### Exercise task
Show, in full, each line of the data that contains "INTERNACIONAL".

(Saved entries)
====

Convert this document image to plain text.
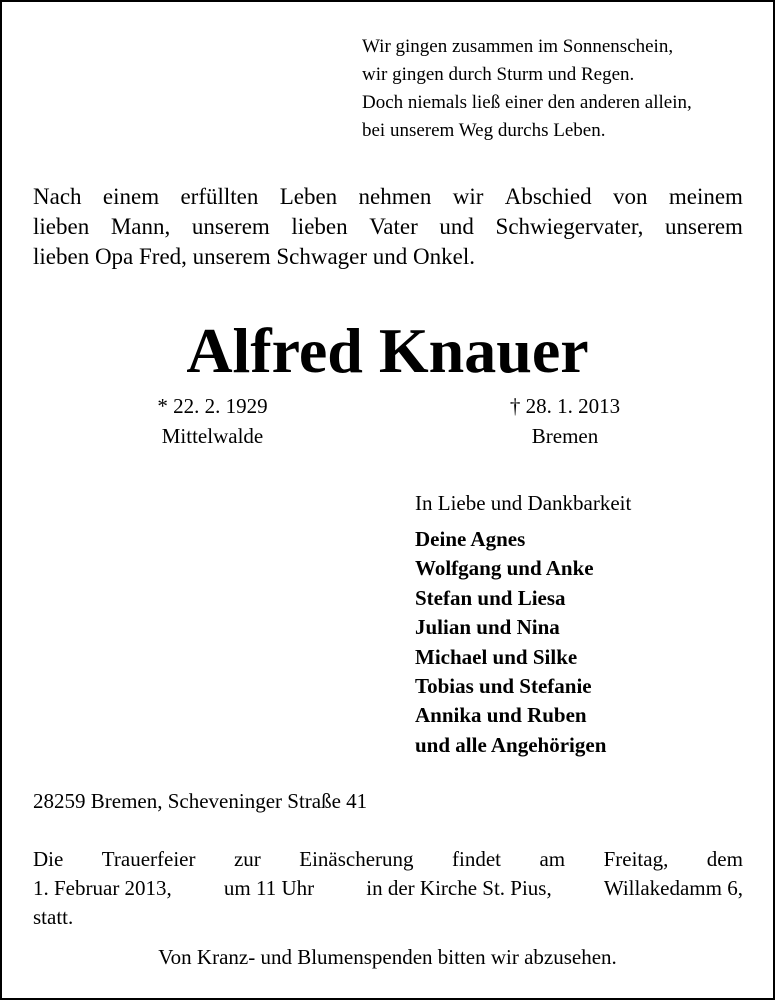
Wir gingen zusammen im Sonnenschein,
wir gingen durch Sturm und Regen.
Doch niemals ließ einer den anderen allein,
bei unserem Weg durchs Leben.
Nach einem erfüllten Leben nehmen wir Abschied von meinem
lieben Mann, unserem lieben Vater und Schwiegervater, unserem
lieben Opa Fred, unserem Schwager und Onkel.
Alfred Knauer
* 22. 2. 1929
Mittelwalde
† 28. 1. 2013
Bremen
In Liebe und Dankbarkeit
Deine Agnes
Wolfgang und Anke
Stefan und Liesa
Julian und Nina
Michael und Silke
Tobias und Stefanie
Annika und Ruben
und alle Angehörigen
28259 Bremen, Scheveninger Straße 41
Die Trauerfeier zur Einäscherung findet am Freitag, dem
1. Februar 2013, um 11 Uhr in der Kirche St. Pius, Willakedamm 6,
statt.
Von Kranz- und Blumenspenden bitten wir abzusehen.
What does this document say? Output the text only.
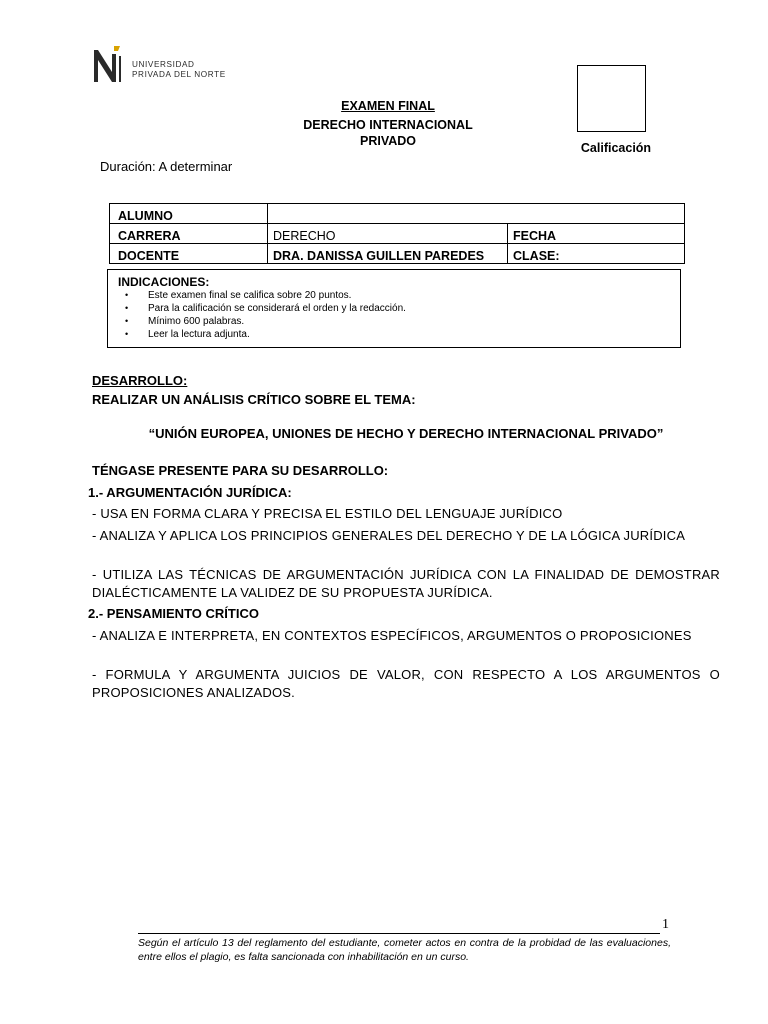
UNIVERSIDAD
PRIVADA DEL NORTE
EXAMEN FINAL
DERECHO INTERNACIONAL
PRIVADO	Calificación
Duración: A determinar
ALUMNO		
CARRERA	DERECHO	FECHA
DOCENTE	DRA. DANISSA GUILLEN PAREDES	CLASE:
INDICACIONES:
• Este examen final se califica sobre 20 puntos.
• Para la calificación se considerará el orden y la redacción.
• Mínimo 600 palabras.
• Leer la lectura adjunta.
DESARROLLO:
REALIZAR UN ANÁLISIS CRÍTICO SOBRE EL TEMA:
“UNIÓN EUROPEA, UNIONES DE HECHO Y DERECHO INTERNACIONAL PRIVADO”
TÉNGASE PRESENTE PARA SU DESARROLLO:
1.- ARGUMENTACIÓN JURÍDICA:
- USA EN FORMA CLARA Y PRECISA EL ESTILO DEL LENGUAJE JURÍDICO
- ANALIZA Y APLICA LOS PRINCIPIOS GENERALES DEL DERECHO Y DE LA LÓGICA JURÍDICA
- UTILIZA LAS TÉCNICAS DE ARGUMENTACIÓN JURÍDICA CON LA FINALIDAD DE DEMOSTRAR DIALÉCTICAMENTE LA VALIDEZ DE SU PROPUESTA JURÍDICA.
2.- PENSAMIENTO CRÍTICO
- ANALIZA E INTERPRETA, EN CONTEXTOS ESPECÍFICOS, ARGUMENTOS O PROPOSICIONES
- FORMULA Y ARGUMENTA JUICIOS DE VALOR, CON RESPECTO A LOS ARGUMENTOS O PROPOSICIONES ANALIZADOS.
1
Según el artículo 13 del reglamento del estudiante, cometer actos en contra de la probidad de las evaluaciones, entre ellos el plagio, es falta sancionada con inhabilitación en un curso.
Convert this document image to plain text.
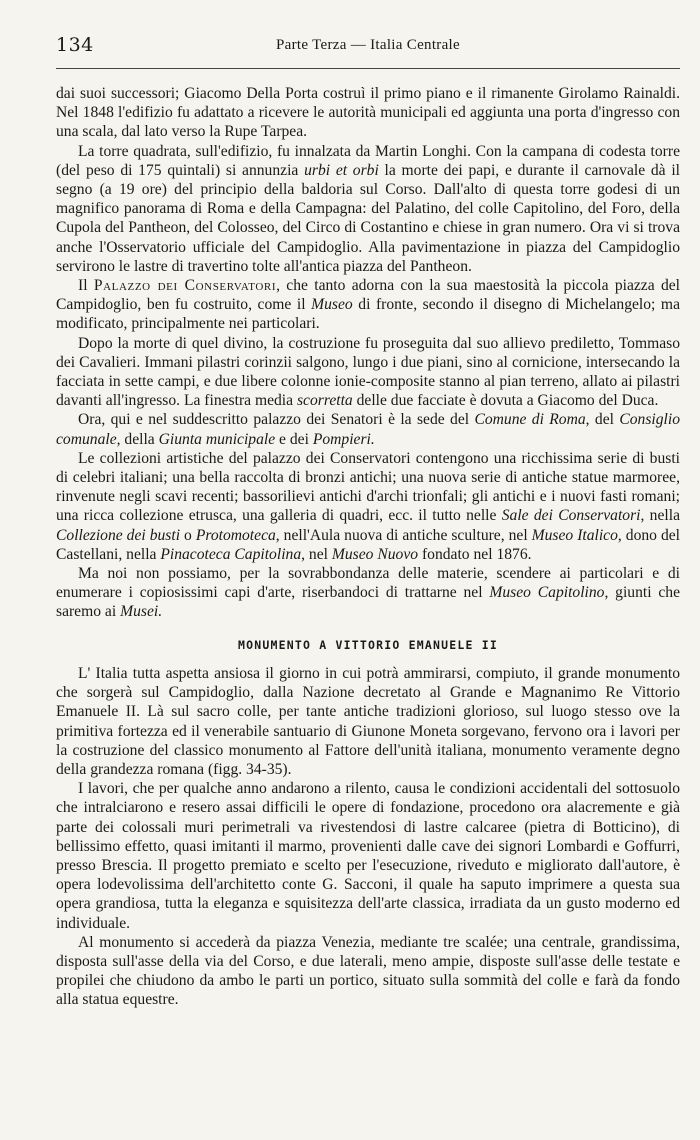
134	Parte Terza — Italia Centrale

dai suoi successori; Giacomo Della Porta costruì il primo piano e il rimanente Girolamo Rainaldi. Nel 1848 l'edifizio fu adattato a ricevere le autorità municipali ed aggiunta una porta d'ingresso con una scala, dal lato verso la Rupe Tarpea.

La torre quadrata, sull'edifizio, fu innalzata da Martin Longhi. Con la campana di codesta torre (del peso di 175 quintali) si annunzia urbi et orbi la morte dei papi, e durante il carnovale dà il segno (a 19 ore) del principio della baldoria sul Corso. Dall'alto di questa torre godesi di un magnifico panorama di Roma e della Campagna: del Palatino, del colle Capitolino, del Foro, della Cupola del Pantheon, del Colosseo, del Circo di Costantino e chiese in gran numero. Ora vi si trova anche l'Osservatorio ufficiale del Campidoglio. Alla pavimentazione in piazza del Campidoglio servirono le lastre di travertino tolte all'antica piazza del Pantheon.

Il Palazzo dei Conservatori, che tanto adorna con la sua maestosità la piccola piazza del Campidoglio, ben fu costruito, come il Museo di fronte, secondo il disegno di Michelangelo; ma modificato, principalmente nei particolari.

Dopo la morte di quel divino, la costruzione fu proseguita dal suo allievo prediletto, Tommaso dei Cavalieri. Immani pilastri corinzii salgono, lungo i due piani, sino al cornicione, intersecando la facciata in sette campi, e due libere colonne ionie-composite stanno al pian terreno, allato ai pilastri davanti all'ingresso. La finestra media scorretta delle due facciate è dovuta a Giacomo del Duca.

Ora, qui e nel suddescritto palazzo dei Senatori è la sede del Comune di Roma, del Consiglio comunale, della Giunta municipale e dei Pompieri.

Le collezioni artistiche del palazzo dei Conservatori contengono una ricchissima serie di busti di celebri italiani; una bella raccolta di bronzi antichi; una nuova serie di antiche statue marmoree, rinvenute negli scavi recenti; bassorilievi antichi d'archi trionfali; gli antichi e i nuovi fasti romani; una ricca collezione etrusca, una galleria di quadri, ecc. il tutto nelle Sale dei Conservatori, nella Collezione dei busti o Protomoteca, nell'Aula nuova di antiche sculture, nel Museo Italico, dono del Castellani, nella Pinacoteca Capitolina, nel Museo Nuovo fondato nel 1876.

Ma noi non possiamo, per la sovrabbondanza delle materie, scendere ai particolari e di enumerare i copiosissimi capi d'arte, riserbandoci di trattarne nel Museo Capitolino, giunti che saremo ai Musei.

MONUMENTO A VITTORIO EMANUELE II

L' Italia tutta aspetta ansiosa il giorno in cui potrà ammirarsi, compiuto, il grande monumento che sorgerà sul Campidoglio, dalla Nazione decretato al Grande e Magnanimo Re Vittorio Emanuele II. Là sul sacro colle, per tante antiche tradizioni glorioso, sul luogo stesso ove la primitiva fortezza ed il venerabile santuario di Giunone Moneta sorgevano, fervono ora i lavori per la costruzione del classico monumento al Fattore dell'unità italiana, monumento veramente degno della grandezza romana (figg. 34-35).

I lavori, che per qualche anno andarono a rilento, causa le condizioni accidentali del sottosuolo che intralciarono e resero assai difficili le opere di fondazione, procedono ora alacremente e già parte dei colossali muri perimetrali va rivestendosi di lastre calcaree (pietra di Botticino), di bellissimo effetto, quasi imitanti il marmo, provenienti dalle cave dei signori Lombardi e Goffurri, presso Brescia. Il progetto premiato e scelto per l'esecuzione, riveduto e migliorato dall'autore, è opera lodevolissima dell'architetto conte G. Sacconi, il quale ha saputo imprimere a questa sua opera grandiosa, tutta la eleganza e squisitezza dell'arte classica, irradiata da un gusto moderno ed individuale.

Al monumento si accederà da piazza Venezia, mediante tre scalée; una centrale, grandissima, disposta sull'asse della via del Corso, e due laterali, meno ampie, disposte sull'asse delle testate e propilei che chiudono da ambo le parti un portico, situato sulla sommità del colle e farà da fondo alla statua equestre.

====

### Result for this exercise
DERECHO INTERNACIONAL
“UNIÓN EUROPEA, UNIONES DE HECHO Y DERECHO INTERNACIONAL PRIVADO”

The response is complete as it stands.